[Dataset entries]
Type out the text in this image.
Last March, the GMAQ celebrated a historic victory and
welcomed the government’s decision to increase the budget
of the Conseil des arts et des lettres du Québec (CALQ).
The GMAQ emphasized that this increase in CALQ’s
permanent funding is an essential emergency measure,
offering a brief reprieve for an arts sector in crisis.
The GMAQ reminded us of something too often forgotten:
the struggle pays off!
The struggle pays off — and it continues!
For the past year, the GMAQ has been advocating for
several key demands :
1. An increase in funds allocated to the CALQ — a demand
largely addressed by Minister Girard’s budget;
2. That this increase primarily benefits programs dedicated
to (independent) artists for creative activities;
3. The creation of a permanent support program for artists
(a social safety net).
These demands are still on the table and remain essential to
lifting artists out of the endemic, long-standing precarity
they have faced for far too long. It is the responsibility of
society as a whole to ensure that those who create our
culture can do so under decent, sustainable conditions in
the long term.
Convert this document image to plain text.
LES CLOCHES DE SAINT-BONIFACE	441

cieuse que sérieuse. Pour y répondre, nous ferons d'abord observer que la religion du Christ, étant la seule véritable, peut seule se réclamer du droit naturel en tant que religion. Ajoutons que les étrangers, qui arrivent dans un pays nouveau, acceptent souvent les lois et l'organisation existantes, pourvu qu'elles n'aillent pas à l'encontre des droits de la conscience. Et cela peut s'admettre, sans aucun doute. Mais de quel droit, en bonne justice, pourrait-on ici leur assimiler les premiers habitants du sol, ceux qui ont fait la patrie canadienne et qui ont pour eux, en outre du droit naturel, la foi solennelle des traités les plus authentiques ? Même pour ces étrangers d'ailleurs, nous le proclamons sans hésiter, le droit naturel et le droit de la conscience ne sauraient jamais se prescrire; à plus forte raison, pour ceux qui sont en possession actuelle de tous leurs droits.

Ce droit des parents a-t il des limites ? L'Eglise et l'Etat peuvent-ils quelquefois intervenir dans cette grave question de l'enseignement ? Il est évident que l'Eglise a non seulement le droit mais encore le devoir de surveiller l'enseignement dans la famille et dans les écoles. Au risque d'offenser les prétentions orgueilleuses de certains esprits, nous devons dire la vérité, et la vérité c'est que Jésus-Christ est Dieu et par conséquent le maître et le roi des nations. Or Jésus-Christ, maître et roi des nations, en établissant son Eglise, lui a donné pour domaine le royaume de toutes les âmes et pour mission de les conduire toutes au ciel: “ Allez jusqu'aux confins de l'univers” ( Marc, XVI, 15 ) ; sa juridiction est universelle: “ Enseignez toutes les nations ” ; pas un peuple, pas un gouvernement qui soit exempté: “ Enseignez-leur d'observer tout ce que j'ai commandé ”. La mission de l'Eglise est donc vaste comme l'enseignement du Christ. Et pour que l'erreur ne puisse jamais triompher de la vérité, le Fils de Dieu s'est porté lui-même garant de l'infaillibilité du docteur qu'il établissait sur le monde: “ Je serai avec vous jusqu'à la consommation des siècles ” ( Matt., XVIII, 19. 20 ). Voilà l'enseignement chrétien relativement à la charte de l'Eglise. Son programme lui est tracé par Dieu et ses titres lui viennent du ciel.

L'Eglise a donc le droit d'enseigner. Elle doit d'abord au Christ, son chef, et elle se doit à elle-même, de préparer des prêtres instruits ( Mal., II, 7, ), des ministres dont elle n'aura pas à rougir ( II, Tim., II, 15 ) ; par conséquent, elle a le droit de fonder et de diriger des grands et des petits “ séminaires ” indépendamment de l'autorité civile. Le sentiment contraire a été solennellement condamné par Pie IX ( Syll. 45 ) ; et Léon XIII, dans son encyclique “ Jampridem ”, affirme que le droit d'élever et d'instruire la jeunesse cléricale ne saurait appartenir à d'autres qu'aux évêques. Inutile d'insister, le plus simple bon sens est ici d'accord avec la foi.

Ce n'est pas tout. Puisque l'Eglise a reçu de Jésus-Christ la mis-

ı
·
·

» Task to carry out
Restate the data above word for word.

» Response
Type out the text in this image.
Last March, the GMAQ celebrated a historic victory and
welcomed the government’s decision to increase the budget
of the Conseil des arts et des lettres du Québec (CALQ).
The GMAQ emphasized that this increase in CALQ’s
permanent funding is an essential emergency measure,
offering a brief reprieve for an arts sector in crisis.
The GMAQ reminded us of something too often forgotten:
the struggle pays off!
The struggle pays off — and it continues!
For the past year, the GMAQ has been advocating for
several key demands :
1. An increase in funds allocated to the CALQ — a demand
largely addressed by Minister Girard’s budget;
2. That this increase primarily benefits programs dedicated
to (independent) artists for creative activities;
3. The creation of a permanent support program for artists
(a social safety net).
These demands are still on the table and remain essential to
lifting artists out of the endemic, long-standing precarity
they have faced for far too long. It is the responsibility of
society as a whole to ensure that those who create our
culture can do so under decent, sustainable conditions in
the long term.
Convert this document image to plain text.
LES CLOCHES DE SAINT-BONIFACE	441

cieuse que sérieuse. Pour y répondre, nous ferons d'abord observer que la religion du Christ, étant la seule véritable, peut seule se réclamer du droit naturel en tant que religion. Ajoutons que les étrangers, qui arrivent dans un pays nouveau, acceptent souvent les lois et l'organisation existantes, pourvu qu'elles n'aillent pas à l'encontre des droits de la conscience. Et cela peut s'admettre, sans aucun doute. Mais de quel droit, en bonne justice, pourrait-on ici leur assimiler les premiers habitants du sol, ceux qui ont fait la patrie canadienne et qui ont pour eux, en outre du droit naturel, la foi solennelle des traités les plus authentiques ? Même pour ces étrangers d'ailleurs, nous le proclamons sans hésiter, le droit naturel et le droit de la conscience ne sauraient jamais se prescrire; à plus forte raison, pour ceux qui sont en possession actuelle de tous leurs droits.

Ce droit des parents a-t il des limites ? L'Eglise et l'Etat peuvent-ils quelquefois intervenir dans cette grave question de l'enseignement ? Il est évident que l'Eglise a non seulement le droit mais encore le devoir de surveiller l'enseignement dans la famille et dans les écoles. Au risque d'offenser les prétentions orgueilleuses de certains esprits, nous devons dire la vérité, et la vérité c'est que Jésus-Christ est Dieu et par conséquent le maître et le roi des nations. Or Jésus-Christ, maître et roi des nations, en établissant son Eglise, lui a donné pour domaine le royaume de toutes les âmes et pour mission de les conduire toutes au ciel: “ Allez jusqu'aux confins de l'univers” ( Marc, XVI, 15 ) ; sa juridiction est universelle: “ Enseignez toutes les nations ” ; pas un peuple, pas un gouvernement qui soit exempté: “ Enseignez-leur d'observer tout ce que j'ai commandé ”. La mission de l'Eglise est donc vaste comme l'enseignement du Christ. Et pour que l'erreur ne puisse jamais triompher de la vérité, le Fils de Dieu s'est porté lui-même garant de l'infaillibilité du docteur qu'il établissait sur le monde: “ Je serai avec vous jusqu'à la consommation des siècles ” ( Matt., XVIII, 19. 20 ). Voilà l'enseignement chrétien relativement à la charte de l'Eglise. Son programme lui est tracé par Dieu et ses titres lui viennent du ciel.

L'Eglise a donc le droit d'enseigner. Elle doit d'abord au Christ, son chef, et elle se doit à elle-même, de préparer des prêtres instruits ( Mal., II, 7, ), des ministres dont elle n'aura pas à rougir ( II, Tim., II, 15 ) ; par conséquent, elle a le droit de fonder et de diriger des grands et des petits “ séminaires ” indépendamment de l'autorité civile. Le sentiment contraire a été solennellement condamné par Pie IX ( Syll. 45 ) ; et Léon XIII, dans son encyclique “ Jampridem ”, affirme que le droit d'élever et d'instruire la jeunesse cléricale ne saurait appartenir à d'autres qu'aux évêques. Inutile d'insister, le plus simple bon sens est ici d'accord avec la foi.

Ce n'est pas tout. Puisque l'Eglise a reçu de Jésus-Christ la mis-

ı
·
·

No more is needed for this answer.